[Stored data entries]
+++

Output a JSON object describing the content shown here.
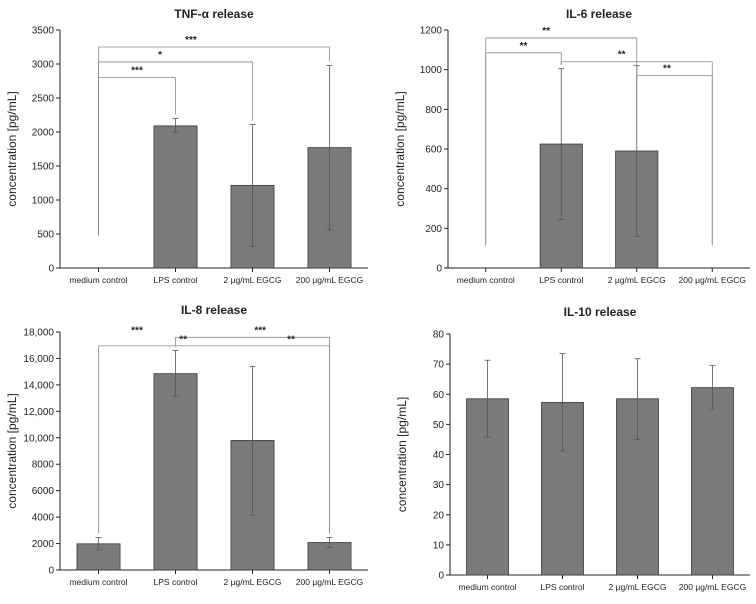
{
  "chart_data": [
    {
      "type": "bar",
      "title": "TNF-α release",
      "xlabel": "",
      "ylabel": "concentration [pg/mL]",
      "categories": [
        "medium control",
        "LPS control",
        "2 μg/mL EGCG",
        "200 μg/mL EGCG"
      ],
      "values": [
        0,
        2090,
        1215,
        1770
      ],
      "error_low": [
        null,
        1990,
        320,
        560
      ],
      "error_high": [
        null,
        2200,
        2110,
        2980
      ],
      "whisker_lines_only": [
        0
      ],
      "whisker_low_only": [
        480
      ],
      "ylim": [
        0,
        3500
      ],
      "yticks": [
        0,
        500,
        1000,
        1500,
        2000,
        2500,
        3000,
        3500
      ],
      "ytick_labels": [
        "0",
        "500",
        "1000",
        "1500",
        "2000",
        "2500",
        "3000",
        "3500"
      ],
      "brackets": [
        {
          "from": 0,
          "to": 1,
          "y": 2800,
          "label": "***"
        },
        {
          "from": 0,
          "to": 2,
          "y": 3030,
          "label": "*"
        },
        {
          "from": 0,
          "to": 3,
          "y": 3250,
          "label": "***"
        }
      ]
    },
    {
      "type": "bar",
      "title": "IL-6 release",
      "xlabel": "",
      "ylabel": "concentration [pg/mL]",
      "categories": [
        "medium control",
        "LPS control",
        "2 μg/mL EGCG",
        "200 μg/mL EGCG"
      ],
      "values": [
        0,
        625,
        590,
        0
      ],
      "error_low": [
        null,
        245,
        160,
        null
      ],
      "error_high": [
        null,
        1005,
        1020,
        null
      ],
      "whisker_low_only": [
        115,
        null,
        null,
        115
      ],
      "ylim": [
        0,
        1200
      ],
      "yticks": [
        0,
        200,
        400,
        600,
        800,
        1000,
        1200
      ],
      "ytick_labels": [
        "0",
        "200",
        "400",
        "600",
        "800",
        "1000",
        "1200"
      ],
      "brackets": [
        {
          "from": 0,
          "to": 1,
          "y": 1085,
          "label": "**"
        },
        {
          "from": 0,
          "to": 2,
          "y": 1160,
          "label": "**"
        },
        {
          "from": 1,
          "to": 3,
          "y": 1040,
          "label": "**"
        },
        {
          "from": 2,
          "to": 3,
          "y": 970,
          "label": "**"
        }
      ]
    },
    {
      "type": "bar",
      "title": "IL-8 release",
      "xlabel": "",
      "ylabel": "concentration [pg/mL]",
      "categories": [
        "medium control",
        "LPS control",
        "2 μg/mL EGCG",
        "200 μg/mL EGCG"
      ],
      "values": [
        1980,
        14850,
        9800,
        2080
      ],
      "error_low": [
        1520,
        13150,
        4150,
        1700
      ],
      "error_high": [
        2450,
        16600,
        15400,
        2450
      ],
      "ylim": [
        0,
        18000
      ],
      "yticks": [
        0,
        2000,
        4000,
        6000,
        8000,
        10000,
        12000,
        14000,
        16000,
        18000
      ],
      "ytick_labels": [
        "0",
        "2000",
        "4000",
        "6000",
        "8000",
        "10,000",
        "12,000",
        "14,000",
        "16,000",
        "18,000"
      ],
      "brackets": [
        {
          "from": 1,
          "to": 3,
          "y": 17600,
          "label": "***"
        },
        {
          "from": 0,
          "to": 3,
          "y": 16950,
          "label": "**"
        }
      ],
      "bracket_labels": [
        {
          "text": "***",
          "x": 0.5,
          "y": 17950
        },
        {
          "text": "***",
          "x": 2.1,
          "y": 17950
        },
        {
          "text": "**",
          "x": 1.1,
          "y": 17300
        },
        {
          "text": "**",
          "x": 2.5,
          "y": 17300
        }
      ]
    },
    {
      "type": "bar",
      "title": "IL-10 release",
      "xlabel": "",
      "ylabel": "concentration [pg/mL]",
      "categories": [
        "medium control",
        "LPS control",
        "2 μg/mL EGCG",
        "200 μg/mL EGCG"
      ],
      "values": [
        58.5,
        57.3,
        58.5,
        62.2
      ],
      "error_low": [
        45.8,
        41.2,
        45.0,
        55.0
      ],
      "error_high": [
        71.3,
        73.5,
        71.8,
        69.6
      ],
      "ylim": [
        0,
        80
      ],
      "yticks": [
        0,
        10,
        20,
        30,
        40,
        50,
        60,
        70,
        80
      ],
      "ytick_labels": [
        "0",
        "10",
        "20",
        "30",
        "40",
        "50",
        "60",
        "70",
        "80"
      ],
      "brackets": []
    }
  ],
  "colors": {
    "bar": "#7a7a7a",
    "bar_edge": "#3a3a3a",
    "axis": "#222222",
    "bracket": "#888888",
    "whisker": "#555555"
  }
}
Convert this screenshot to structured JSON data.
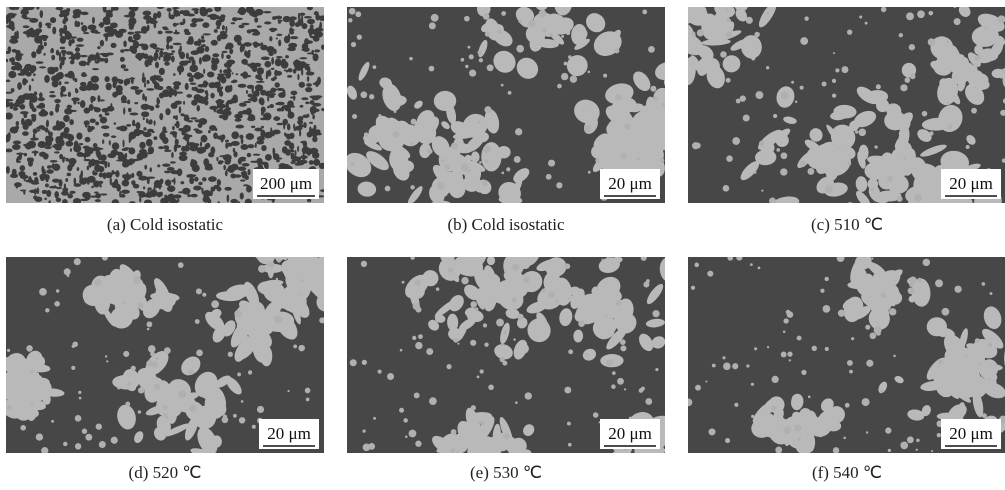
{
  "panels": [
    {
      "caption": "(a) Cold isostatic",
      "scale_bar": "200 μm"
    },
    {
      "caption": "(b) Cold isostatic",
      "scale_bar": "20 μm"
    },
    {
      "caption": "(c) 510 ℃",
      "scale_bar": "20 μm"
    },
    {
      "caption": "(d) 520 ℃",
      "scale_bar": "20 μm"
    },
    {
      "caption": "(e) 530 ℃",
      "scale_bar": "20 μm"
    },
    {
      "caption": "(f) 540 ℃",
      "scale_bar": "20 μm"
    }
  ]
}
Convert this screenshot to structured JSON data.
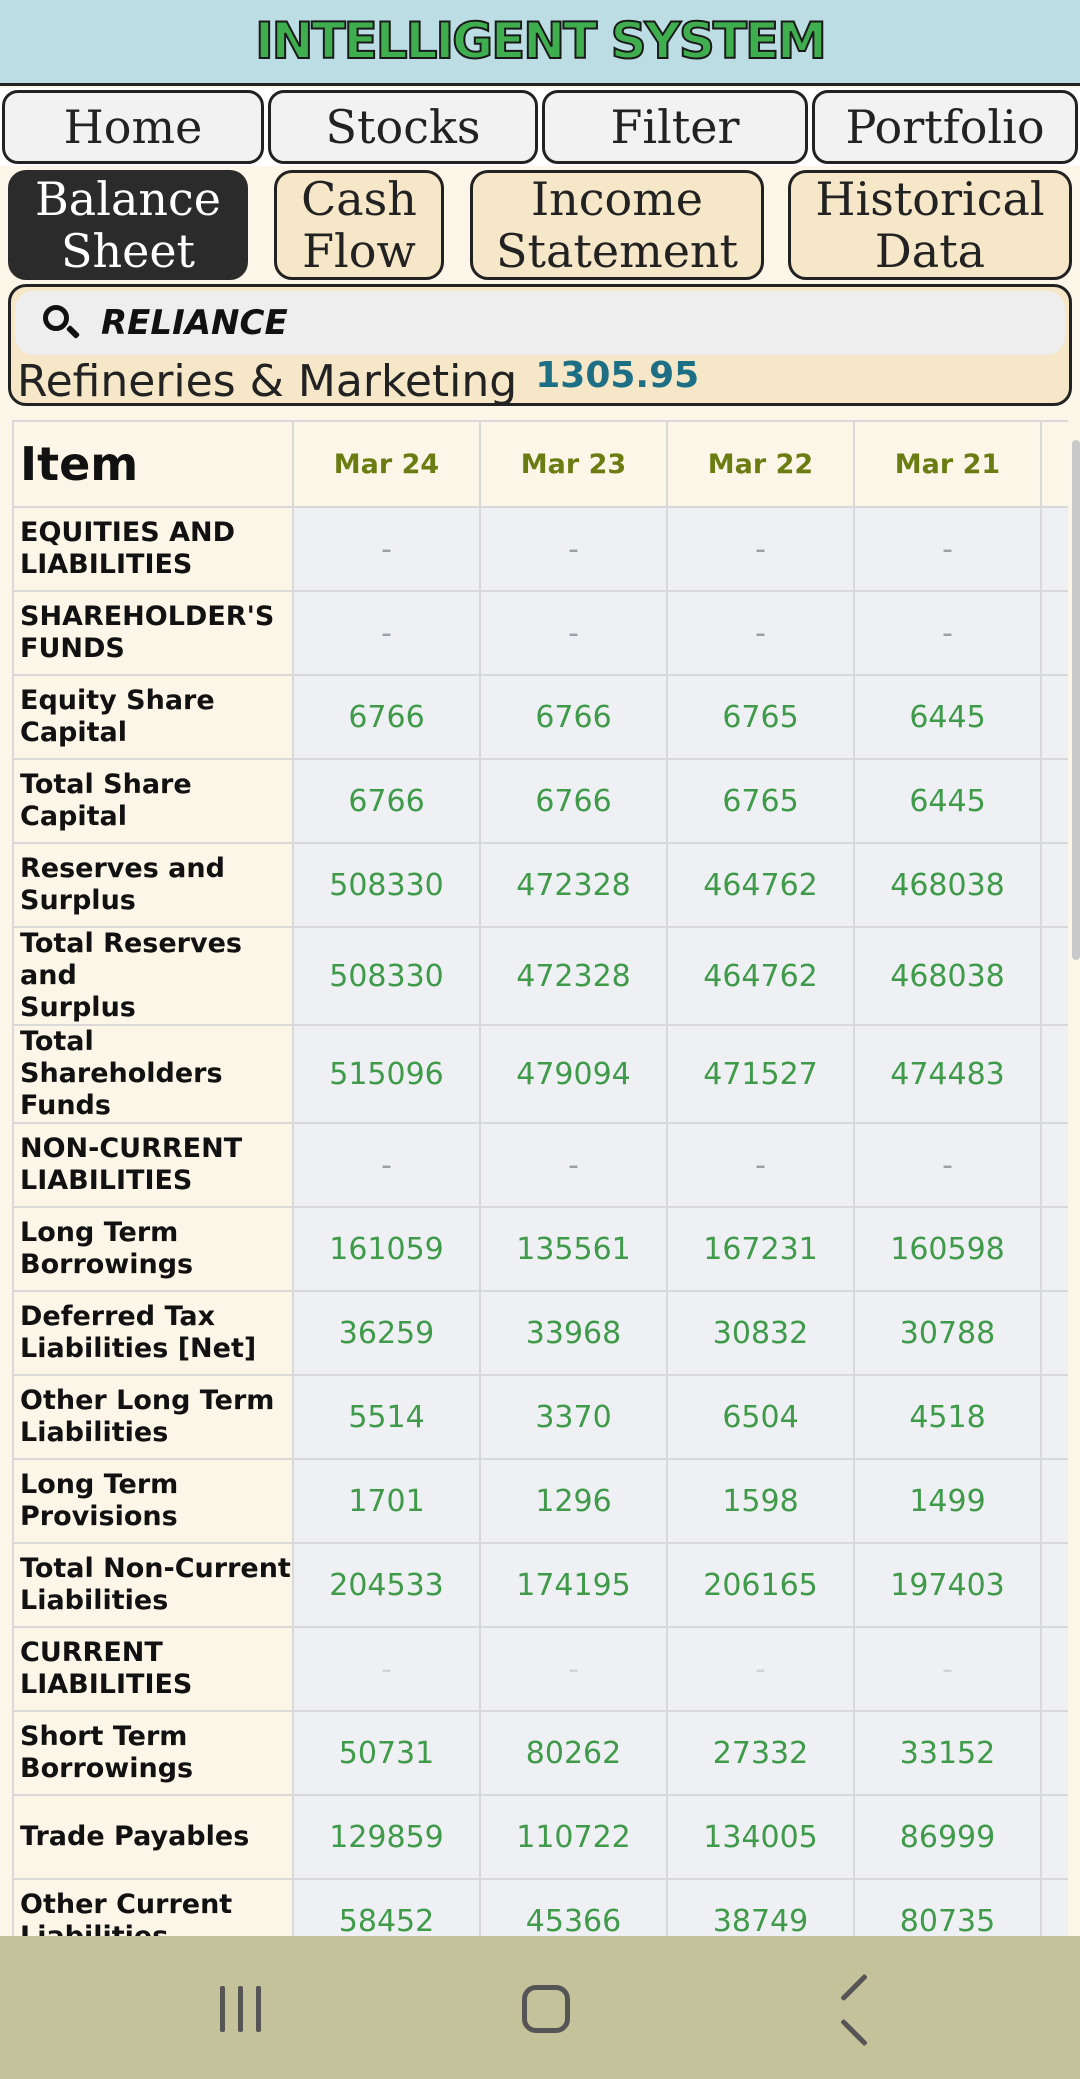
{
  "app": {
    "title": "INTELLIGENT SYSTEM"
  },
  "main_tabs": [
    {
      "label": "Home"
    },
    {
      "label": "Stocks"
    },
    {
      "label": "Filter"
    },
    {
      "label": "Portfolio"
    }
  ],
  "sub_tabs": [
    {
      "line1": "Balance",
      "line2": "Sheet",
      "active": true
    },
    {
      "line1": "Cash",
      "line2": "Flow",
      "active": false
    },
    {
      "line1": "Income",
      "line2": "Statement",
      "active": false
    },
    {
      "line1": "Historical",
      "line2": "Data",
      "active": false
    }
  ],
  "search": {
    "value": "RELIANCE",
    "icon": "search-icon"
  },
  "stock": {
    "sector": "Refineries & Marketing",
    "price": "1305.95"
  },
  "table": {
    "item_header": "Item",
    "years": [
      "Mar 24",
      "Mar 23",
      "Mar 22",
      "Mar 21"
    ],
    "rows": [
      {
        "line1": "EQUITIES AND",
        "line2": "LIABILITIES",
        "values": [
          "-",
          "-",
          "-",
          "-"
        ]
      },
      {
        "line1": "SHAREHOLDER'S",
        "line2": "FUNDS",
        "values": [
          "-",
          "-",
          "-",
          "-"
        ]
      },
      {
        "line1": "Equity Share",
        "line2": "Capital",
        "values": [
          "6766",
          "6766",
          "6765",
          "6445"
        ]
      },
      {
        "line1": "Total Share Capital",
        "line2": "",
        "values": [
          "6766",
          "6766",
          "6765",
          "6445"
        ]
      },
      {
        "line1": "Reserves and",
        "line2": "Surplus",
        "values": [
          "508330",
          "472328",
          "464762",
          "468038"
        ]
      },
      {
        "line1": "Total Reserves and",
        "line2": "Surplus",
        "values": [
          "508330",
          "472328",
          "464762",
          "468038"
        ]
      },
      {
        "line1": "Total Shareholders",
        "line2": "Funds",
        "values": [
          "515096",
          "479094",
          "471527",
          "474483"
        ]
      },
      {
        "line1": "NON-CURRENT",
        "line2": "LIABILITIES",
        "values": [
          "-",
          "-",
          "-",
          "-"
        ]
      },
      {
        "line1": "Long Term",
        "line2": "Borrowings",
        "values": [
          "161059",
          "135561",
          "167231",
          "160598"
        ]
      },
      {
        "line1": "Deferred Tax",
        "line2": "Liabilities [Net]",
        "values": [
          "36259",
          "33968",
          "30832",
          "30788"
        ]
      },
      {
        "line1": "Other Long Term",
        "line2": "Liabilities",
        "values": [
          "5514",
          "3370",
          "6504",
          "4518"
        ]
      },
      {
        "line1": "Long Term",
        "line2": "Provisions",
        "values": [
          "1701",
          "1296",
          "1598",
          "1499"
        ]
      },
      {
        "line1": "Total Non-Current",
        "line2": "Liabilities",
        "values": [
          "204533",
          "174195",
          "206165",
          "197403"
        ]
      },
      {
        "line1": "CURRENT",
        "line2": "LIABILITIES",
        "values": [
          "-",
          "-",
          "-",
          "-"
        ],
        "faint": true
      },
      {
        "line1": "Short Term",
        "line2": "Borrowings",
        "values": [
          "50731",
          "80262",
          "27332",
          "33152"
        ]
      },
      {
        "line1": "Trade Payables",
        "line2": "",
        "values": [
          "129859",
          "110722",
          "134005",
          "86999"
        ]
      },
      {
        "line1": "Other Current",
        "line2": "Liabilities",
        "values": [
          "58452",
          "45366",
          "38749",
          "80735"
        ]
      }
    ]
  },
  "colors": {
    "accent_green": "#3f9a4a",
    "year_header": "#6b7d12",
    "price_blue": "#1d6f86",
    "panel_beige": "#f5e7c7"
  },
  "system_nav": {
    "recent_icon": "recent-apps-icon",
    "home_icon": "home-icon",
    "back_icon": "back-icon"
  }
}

+++

Gather up every line from the listing above in which the word "Capital" occurs.

        "line2": "Capital",
        "line1": "Total Share Capital",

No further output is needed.